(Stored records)
########################################
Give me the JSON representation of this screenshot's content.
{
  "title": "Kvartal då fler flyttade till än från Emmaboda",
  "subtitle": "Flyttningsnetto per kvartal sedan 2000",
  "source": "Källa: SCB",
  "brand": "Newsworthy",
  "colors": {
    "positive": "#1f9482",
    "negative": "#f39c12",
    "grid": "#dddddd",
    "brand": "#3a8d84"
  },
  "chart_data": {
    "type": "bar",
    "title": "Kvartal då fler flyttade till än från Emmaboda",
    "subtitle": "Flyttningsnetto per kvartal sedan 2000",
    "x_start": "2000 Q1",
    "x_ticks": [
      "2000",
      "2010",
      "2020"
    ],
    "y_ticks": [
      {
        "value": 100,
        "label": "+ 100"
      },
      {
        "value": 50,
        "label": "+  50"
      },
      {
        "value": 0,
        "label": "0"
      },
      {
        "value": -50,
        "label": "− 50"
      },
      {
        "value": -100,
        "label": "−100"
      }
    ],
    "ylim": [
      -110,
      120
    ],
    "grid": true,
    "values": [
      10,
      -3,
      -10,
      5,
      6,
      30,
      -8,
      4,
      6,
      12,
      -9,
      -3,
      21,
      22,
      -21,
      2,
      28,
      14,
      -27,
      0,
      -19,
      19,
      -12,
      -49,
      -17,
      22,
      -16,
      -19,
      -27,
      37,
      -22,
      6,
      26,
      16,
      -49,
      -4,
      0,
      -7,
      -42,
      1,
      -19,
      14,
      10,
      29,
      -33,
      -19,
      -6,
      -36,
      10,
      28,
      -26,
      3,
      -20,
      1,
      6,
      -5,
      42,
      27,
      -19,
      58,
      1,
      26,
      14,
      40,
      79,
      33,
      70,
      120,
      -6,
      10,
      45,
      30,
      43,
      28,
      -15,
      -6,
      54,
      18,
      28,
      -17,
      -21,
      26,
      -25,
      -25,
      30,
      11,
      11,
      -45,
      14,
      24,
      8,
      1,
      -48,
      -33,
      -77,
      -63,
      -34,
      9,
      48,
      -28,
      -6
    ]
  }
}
########################################
Exercise instructions:
Set down the entries verbatim, leaving none out.

Final answer:
Give me the JSON representation of this screenshot's content.
{
  "title": "Kvartal då fler flyttade till än från Emmaboda",
  "subtitle": "Flyttningsnetto per kvartal sedan 2000",
  "source": "Källa: SCB",
  "brand": "Newsworthy",
  "colors": {
    "positive": "#1f9482",
    "negative": "#f39c12",
    "grid": "#dddddd",
    "brand": "#3a8d84"
  },
  "chart_data": {
    "type": "bar",
    "title": "Kvartal då fler flyttade till än från Emmaboda",
    "subtitle": "Flyttningsnetto per kvartal sedan 2000",
    "x_start": "2000 Q1",
    "x_ticks": [
      "2000",
      "2010",
      "2020"
    ],
    "y_ticks": [
      {
        "value": 100,
        "label": "+ 100"
      },
      {
        "value": 50,
        "label": "+  50"
      },
      {
        "value": 0,
        "label": "0"
      },
      {
        "value": -50,
        "label": "− 50"
      },
      {
        "value": -100,
        "label": "−100"
      }
    ],
    "ylim": [
      -110,
      120
    ],
    "grid": true,
    "values": [
      10,
      -3,
      -10,
      5,
      6,
      30,
      -8,
      4,
      6,
      12,
      -9,
      -3,
      21,
      22,
      -21,
      2,
      28,
      14,
      -27,
      0,
      -19,
      19,
      -12,
      -49,
      -17,
      22,
      -16,
      -19,
      -27,
      37,
      -22,
      6,
      26,
      16,
      -49,
      -4,
      0,
      -7,
      -42,
      1,
      -19,
      14,
      10,
      29,
      -33,
      -19,
      -6,
      -36,
      10,
      28,
      -26,
      3,
      -20,
      1,
      6,
      -5,
      42,
      27,
      -19,
      58,
      1,
      26,
      14,
      40,
      79,
      33,
      70,
      120,
      -6,
      10,
      45,
      30,
      43,
      28,
      -15,
      -6,
      54,
      18,
      28,
      -17,
      -21,
      26,
      -25,
      -25,
      30,
      11,
      11,
      -45,
      14,
      24,
      8,
      1,
      -48,
      -33,
      -77,
      -63,
      -34,
      9,
      48,
      -28,
      -6
    ]
  }
}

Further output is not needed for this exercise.